[Dataset listings of figures]
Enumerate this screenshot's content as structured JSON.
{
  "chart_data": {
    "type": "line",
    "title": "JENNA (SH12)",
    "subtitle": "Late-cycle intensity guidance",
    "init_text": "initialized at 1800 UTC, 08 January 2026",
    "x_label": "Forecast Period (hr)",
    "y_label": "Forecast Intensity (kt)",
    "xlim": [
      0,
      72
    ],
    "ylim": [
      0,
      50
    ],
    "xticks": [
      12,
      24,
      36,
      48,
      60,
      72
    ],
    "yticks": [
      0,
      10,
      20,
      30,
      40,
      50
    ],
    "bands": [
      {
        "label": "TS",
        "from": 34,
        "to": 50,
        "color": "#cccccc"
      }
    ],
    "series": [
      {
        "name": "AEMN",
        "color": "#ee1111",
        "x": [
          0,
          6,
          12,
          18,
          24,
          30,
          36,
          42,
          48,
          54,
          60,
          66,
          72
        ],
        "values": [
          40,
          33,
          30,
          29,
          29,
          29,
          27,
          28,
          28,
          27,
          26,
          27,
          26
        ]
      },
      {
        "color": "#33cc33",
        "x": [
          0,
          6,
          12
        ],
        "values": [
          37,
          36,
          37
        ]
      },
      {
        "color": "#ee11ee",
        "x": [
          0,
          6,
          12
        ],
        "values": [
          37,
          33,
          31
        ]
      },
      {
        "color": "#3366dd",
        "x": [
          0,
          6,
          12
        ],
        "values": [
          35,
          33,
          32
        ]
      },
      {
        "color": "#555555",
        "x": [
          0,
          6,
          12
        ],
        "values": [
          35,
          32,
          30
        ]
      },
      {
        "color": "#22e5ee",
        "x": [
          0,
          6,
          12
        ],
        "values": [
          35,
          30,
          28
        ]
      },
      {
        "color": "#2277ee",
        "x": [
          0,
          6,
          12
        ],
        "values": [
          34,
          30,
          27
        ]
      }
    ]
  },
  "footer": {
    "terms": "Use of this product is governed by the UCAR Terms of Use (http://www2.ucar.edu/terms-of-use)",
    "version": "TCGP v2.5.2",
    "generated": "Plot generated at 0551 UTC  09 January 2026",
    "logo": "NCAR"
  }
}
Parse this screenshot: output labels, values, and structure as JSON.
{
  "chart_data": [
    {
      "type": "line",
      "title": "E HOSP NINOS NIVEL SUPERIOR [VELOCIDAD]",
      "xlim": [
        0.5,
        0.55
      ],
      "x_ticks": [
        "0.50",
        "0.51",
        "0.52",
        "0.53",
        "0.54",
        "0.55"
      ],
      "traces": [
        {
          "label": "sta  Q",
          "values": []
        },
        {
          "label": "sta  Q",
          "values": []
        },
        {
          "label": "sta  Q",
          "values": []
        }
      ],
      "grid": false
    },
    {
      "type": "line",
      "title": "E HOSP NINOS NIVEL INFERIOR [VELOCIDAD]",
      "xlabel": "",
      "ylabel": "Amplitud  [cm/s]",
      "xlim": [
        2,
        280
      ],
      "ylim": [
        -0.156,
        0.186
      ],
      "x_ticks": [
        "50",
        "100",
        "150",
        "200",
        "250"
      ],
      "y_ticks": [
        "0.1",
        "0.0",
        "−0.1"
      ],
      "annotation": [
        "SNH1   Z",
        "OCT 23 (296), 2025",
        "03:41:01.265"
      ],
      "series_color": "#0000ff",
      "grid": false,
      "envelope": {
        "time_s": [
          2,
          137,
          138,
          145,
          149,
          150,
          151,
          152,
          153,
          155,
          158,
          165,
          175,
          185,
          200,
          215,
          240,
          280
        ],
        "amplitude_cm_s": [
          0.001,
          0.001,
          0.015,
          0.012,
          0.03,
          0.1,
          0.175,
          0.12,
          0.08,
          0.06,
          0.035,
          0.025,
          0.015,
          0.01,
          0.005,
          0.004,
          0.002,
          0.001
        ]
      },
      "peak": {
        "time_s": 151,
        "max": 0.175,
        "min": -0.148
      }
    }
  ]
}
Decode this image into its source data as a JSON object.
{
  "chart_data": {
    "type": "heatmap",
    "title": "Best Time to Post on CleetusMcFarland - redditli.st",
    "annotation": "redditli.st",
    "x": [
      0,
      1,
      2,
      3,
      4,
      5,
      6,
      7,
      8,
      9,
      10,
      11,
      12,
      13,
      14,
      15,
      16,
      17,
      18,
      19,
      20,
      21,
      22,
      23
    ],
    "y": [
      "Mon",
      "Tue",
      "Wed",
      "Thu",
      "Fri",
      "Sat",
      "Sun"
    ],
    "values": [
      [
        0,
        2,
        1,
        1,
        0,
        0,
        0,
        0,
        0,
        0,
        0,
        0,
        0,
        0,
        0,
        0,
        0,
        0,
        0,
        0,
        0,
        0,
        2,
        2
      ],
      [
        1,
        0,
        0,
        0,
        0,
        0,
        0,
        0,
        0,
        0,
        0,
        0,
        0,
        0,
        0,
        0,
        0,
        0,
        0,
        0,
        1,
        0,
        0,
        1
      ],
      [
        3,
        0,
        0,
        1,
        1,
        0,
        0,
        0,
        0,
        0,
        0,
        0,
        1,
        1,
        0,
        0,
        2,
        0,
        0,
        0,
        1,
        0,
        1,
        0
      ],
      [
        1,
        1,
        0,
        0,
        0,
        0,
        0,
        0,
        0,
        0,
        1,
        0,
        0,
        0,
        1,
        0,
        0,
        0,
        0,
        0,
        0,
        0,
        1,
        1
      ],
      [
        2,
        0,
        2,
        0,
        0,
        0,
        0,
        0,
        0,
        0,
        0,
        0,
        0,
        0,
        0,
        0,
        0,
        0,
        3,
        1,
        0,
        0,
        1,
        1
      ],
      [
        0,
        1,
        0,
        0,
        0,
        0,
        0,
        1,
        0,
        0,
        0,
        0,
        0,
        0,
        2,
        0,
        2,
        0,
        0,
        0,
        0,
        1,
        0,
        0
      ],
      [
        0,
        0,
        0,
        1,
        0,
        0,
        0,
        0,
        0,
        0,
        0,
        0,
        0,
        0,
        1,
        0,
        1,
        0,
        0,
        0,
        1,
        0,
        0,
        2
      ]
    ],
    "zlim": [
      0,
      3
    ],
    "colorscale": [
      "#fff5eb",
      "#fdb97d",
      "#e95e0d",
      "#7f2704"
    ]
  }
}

## [Written task]
Extract, word for word, each line of the listing above.

## [The answer]
Enumerate this screenshot's content as structured JSON.
{
  "chart_data": {
    "type": "line",
    "title": "JENNA (SH12)",
    "subtitle": "Late-cycle intensity guidance",
    "init_text": "initialized at 1800 UTC, 08 January 2026",
    "x_label": "Forecast Period (hr)",
    "y_label": "Forecast Intensity (kt)",
    "xlim": [
      0,
      72
    ],
    "ylim": [
      0,
      50
    ],
    "xticks": [
      12,
      24,
      36,
      48,
      60,
      72
    ],
    "yticks": [
      0,
      10,
      20,
      30,
      40,
      50
    ],
    "bands": [
      {
        "label": "TS",
        "from": 34,
        "to": 50,
        "color": "#cccccc"
      }
    ],
    "series": [
      {
        "name": "AEMN",
        "color": "#ee1111",
        "x": [
          0,
          6,
          12,
          18,
          24,
          30,
          36,
          42,
          48,
          54,
          60,
          66,
          72
        ],
        "values": [
          40,
          33,
          30,
          29,
          29,
          29,
          27,
          28,
          28,
          27,
          26,
          27,
          26
        ]
      },
      {
        "color": "#33cc33",
        "x": [
          0,
          6,
          12
        ],
        "values": [
          37,
          36,
          37
        ]
      },
      {
        "color": "#ee11ee",
        "x": [
          0,
          6,
          12
        ],
        "values": [
          37,
          33,
          31
        ]
      },
      {
        "color": "#3366dd",
        "x": [
          0,
          6,
          12
        ],
        "values": [
          35,
          33,
          32
        ]
      },
      {
        "color": "#555555",
        "x": [
          0,
          6,
          12
        ],
        "values": [
          35,
          32,
          30
        ]
      },
      {
        "color": "#22e5ee",
        "x": [
          0,
          6,
          12
        ],
        "values": [
          35,
          30,
          28
        ]
      },
      {
        "color": "#2277ee",
        "x": [
          0,
          6,
          12
        ],
        "values": [
          34,
          30,
          27
        ]
      }
    ]
  },
  "footer": {
    "terms": "Use of this product is governed by the UCAR Terms of Use (http://www2.ucar.edu/terms-of-use)",
    "version": "TCGP v2.5.2",
    "generated": "Plot generated at 0551 UTC  09 January 2026",
    "logo": "NCAR"
  }
}
Parse this screenshot: output labels, values, and structure as JSON.
{
  "chart_data": [
    {
      "type": "line",
      "title": "E HOSP NINOS NIVEL SUPERIOR [VELOCIDAD]",
      "xlim": [
        0.5,
        0.55
      ],
      "x_ticks": [
        "0.50",
        "0.51",
        "0.52",
        "0.53",
        "0.54",
        "0.55"
      ],
      "traces": [
        {
          "label": "sta  Q",
          "values": []
        },
        {
          "label": "sta  Q",
          "values": []
        },
        {
          "label": "sta  Q",
          "values": []
        }
      ],
      "grid": false
    },
    {
      "type": "line",
      "title": "E HOSP NINOS NIVEL INFERIOR [VELOCIDAD]",
      "xlabel": "",
      "ylabel": "Amplitud  [cm/s]",
      "xlim": [
        2,
        280
      ],
      "ylim": [
        -0.156,
        0.186
      ],
      "x_ticks": [
        "50",
        "100",
        "150",
        "200",
        "250"
      ],
      "y_ticks": [
        "0.1",
        "0.0",
        "−0.1"
      ],
      "annotation": [
        "SNH1   Z",
        "OCT 23 (296), 2025",
        "03:41:01.265"
      ],
      "series_color": "#0000ff",
      "grid": false,
      "envelope": {
        "time_s": [
          2,
          137,
          138,
          145,
          149,
          150,
          151,
          152,
          153,
          155,
          158,
          165,
          175,
          185,
          200,
          215,
          240,
          280
        ],
        "amplitude_cm_s": [
          0.001,
          0.001,
          0.015,
          0.012,
          0.03,
          0.1,
          0.175,
          0.12,
          0.08,
          0.06,
          0.035,
          0.025,
          0.015,
          0.01,
          0.005,
          0.004,
          0.002,
          0.001
        ]
      },
      "peak": {
        "time_s": 151,
        "max": 0.175,
        "min": -0.148
      }
    }
  ]
}
Decode this image into its source data as a JSON object.
{
  "chart_data": {
    "type": "heatmap",
    "title": "Best Time to Post on CleetusMcFarland - redditli.st",
    "annotation": "redditli.st",
    "x": [
      0,
      1,
      2,
      3,
      4,
      5,
      6,
      7,
      8,
      9,
      10,
      11,
      12,
      13,
      14,
      15,
      16,
      17,
      18,
      19,
      20,
      21,
      22,
      23
    ],
    "y": [
      "Mon",
      "Tue",
      "Wed",
      "Thu",
      "Fri",
      "Sat",
      "Sun"
    ],
    "values": [
      [
        0,
        2,
        1,
        1,
        0,
        0,
        0,
        0,
        0,
        0,
        0,
        0,
        0,
        0,
        0,
        0,
        0,
        0,
        0,
        0,
        0,
        0,
        2,
        2
      ],
      [
        1,
        0,
        0,
        0,
        0,
        0,
        0,
        0,
        0,
        0,
        0,
        0,
        0,
        0,
        0,
        0,
        0,
        0,
        0,
        0,
        1,
        0,
        0,
        1
      ],
      [
        3,
        0,
        0,
        1,
        1,
        0,
        0,
        0,
        0,
        0,
        0,
        0,
        1,
        1,
        0,
        0,
        2,
        0,
        0,
        0,
        1,
        0,
        1,
        0
      ],
      [
        1,
        1,
        0,
        0,
        0,
        0,
        0,
        0,
        0,
        0,
        1,
        0,
        0,
        0,
        1,
        0,
        0,
        0,
        0,
        0,
        0,
        0,
        1,
        1
      ],
      [
        2,
        0,
        2,
        0,
        0,
        0,
        0,
        0,
        0,
        0,
        0,
        0,
        0,
        0,
        0,
        0,
        0,
        0,
        3,
        1,
        0,
        0,
        1,
        1
      ],
      [
        0,
        1,
        0,
        0,
        0,
        0,
        0,
        1,
        0,
        0,
        0,
        0,
        0,
        0,
        2,
        0,
        2,
        0,
        0,
        0,
        0,
        1,
        0,
        0
      ],
      [
        0,
        0,
        0,
        1,
        0,
        0,
        0,
        0,
        0,
        0,
        0,
        0,
        0,
        0,
        1,
        0,
        1,
        0,
        0,
        0,
        1,
        0,
        0,
        2
      ]
    ],
    "zlim": [
      0,
      3
    ],
    "colorscale": [
      "#fff5eb",
      "#fdb97d",
      "#e95e0d",
      "#7f2704"
    ]
  }
}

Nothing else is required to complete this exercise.